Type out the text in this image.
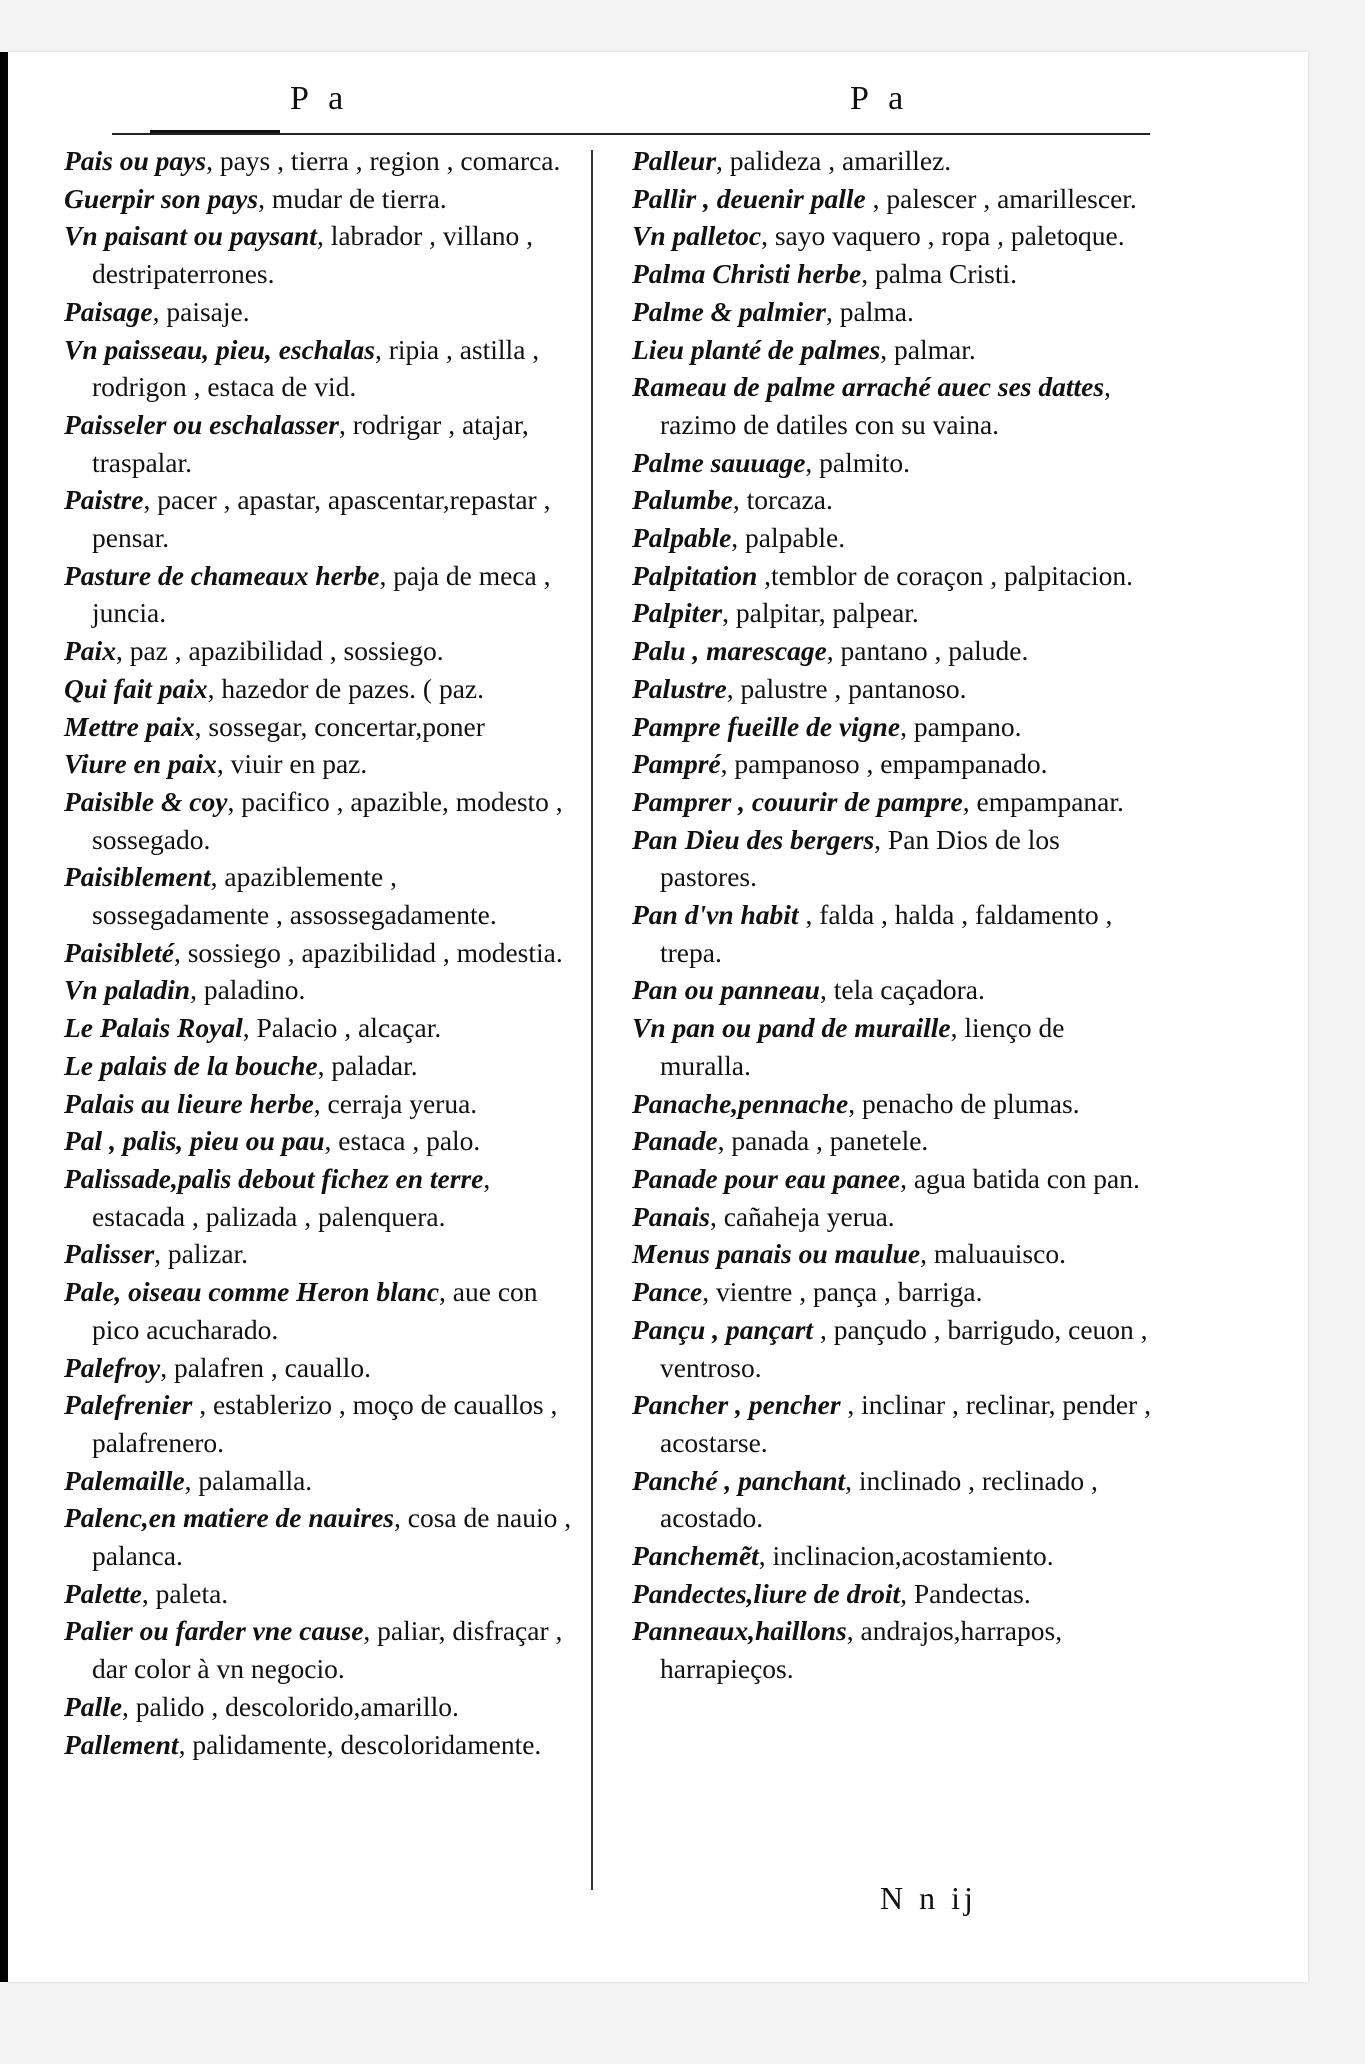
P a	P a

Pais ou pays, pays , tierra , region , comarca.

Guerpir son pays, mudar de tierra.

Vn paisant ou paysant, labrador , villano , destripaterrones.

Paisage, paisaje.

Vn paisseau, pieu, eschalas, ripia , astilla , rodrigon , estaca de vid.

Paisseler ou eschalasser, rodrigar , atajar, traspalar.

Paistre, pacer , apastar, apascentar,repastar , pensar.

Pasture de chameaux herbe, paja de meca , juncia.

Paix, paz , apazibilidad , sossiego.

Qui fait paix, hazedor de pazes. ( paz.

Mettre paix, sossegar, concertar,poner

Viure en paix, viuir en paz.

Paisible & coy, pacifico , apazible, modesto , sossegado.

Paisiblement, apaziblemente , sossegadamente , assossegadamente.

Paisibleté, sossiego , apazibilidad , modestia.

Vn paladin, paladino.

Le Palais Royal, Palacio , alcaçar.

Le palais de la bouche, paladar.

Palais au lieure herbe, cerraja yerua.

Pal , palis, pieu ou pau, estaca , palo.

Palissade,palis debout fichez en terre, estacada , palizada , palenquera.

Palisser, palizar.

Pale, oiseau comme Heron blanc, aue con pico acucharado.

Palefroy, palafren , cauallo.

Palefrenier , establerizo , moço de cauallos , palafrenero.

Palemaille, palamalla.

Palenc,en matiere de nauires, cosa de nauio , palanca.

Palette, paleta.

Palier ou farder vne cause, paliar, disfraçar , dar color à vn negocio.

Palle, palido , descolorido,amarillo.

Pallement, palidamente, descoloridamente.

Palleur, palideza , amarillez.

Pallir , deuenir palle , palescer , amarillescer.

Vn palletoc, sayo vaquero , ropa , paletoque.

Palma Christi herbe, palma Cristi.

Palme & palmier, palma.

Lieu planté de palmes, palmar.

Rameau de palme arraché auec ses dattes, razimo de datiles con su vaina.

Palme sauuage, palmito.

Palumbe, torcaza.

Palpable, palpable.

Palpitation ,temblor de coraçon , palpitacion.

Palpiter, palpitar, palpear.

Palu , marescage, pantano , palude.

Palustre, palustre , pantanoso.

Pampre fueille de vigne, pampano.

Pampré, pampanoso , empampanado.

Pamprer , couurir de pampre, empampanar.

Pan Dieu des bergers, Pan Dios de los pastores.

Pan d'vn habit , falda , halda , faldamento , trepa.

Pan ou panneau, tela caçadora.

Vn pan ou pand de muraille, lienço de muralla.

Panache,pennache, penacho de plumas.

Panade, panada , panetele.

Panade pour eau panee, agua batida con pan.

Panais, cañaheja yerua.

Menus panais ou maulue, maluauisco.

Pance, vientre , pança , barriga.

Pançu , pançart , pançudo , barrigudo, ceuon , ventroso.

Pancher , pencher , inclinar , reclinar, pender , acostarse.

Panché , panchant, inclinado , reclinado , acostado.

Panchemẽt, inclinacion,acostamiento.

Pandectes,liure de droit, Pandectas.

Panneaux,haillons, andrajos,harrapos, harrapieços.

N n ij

################

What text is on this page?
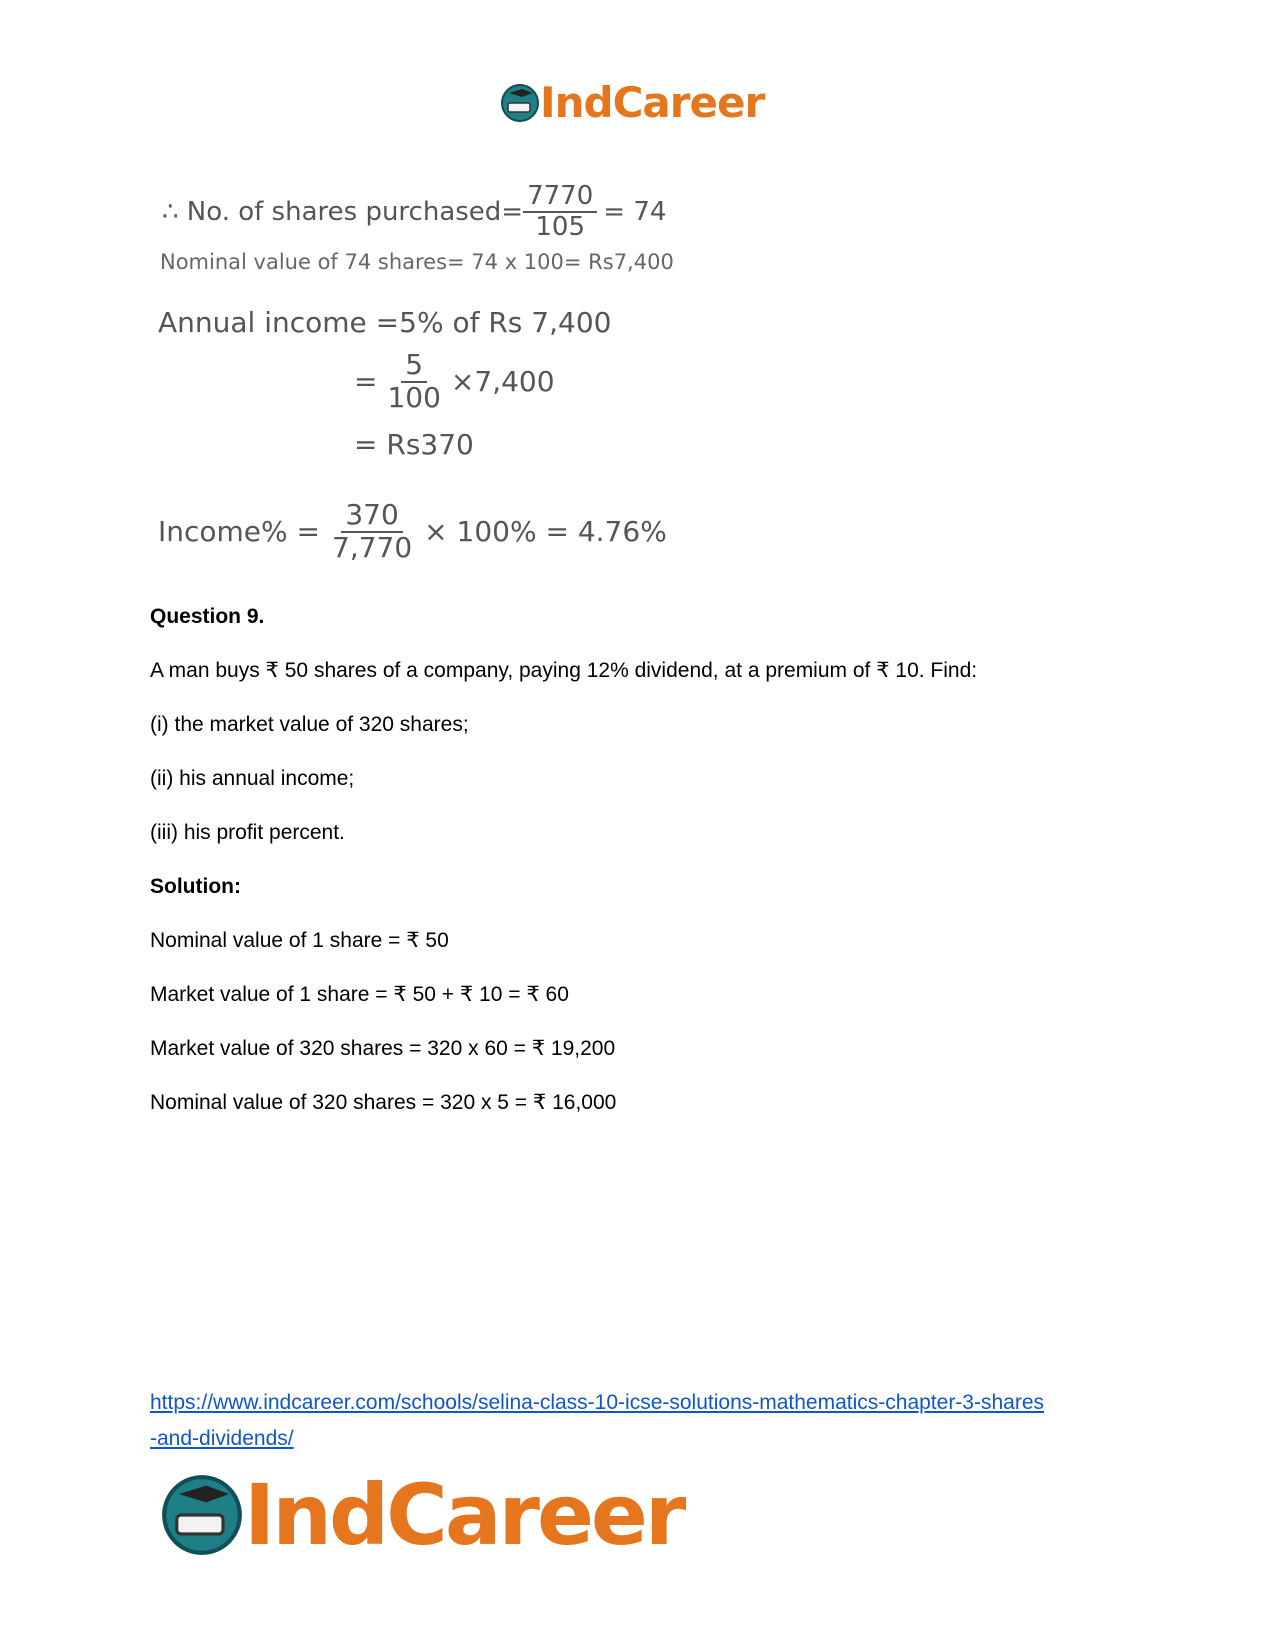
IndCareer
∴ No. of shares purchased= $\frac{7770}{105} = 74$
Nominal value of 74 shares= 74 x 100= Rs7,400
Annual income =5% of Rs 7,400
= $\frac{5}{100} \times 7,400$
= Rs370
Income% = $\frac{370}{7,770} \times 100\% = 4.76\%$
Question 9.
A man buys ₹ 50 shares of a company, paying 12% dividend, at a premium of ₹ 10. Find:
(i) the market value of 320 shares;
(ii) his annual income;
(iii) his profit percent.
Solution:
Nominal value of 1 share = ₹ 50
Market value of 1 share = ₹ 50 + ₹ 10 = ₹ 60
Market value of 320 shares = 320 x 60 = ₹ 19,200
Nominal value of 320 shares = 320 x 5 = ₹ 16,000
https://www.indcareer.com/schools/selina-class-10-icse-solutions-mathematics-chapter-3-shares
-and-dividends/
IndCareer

################

List every line above that contains the word "this".

# Completed task:
Type out the text in this image.
What text is on this page?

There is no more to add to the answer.